─── Supplied material ───

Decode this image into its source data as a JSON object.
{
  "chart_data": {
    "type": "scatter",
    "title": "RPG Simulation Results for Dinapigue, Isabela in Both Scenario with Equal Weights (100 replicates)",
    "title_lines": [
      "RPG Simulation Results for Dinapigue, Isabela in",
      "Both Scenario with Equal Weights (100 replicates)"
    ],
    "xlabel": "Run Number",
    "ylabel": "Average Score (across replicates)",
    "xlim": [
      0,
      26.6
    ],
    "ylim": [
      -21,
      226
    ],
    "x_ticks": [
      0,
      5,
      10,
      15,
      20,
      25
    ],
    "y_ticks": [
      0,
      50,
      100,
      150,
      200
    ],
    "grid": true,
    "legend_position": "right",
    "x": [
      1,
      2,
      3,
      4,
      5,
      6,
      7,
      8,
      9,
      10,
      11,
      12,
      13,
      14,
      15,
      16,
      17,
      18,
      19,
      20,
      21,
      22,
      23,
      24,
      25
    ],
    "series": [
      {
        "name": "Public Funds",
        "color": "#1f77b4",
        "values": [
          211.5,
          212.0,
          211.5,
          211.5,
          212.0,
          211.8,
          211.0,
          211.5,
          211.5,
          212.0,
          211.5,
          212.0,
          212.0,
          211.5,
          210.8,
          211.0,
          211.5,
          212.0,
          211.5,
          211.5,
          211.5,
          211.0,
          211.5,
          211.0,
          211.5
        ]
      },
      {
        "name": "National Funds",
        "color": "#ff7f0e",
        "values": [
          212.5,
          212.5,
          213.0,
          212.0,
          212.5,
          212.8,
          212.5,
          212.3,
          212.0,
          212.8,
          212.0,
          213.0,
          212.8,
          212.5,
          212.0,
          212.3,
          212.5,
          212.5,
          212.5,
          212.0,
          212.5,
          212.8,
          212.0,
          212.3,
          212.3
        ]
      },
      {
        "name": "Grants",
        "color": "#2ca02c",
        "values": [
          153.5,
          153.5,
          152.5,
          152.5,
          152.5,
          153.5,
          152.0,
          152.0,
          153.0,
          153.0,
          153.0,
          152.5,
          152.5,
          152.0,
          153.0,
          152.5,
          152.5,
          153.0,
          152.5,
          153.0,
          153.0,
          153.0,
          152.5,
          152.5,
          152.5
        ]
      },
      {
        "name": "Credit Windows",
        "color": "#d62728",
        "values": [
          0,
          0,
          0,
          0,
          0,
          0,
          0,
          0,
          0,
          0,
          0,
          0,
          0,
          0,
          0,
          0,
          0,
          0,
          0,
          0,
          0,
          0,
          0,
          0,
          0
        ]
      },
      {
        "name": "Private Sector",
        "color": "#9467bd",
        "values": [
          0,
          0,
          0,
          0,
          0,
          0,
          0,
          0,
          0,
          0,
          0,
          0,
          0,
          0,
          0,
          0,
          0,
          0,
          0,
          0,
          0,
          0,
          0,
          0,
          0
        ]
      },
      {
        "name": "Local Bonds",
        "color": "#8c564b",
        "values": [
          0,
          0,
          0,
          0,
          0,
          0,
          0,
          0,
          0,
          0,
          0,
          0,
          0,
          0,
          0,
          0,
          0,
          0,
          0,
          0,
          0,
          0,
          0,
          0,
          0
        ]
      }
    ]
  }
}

───

**Exercise prompt:** Return all the data exactly as given.

**Solution to this task:**
Decode this image into its source data as a JSON object.
{
  "chart_data": {
    "type": "scatter",
    "title": "RPG Simulation Results for Dinapigue, Isabela in Both Scenario with Equal Weights (100 replicates)",
    "title_lines": [
      "RPG Simulation Results for Dinapigue, Isabela in",
      "Both Scenario with Equal Weights (100 replicates)"
    ],
    "xlabel": "Run Number",
    "ylabel": "Average Score (across replicates)",
    "xlim": [
      0,
      26.6
    ],
    "ylim": [
      -21,
      226
    ],
    "x_ticks": [
      0,
      5,
      10,
      15,
      20,
      25
    ],
    "y_ticks": [
      0,
      50,
      100,
      150,
      200
    ],
    "grid": true,
    "legend_position": "right",
    "x": [
      1,
      2,
      3,
      4,
      5,
      6,
      7,
      8,
      9,
      10,
      11,
      12,
      13,
      14,
      15,
      16,
      17,
      18,
      19,
      20,
      21,
      22,
      23,
      24,
      25
    ],
    "series": [
      {
        "name": "Public Funds",
        "color": "#1f77b4",
        "values": [
          211.5,
          212.0,
          211.5,
          211.5,
          212.0,
          211.8,
          211.0,
          211.5,
          211.5,
          212.0,
          211.5,
          212.0,
          212.0,
          211.5,
          210.8,
          211.0,
          211.5,
          212.0,
          211.5,
          211.5,
          211.5,
          211.0,
          211.5,
          211.0,
          211.5
        ]
      },
      {
        "name": "National Funds",
        "color": "#ff7f0e",
        "values": [
          212.5,
          212.5,
          213.0,
          212.0,
          212.5,
          212.8,
          212.5,
          212.3,
          212.0,
          212.8,
          212.0,
          213.0,
          212.8,
          212.5,
          212.0,
          212.3,
          212.5,
          212.5,
          212.5,
          212.0,
          212.5,
          212.8,
          212.0,
          212.3,
          212.3
        ]
      },
      {
        "name": "Grants",
        "color": "#2ca02c",
        "values": [
          153.5,
          153.5,
          152.5,
          152.5,
          152.5,
          153.5,
          152.0,
          152.0,
          153.0,
          153.0,
          153.0,
          152.5,
          152.5,
          152.0,
          153.0,
          152.5,
          152.5,
          153.0,
          152.5,
          153.0,
          153.0,
          153.0,
          152.5,
          152.5,
          152.5
        ]
      },
      {
        "name": "Credit Windows",
        "color": "#d62728",
        "values": [
          0,
          0,
          0,
          0,
          0,
          0,
          0,
          0,
          0,
          0,
          0,
          0,
          0,
          0,
          0,
          0,
          0,
          0,
          0,
          0,
          0,
          0,
          0,
          0,
          0
        ]
      },
      {
        "name": "Private Sector",
        "color": "#9467bd",
        "values": [
          0,
          0,
          0,
          0,
          0,
          0,
          0,
          0,
          0,
          0,
          0,
          0,
          0,
          0,
          0,
          0,
          0,
          0,
          0,
          0,
          0,
          0,
          0,
          0,
          0
        ]
      },
      {
        "name": "Local Bonds",
        "color": "#8c564b",
        "values": [
          0,
          0,
          0,
          0,
          0,
          0,
          0,
          0,
          0,
          0,
          0,
          0,
          0,
          0,
          0,
          0,
          0,
          0,
          0,
          0,
          0,
          0,
          0,
          0,
          0
        ]
      }
    ]
  }
}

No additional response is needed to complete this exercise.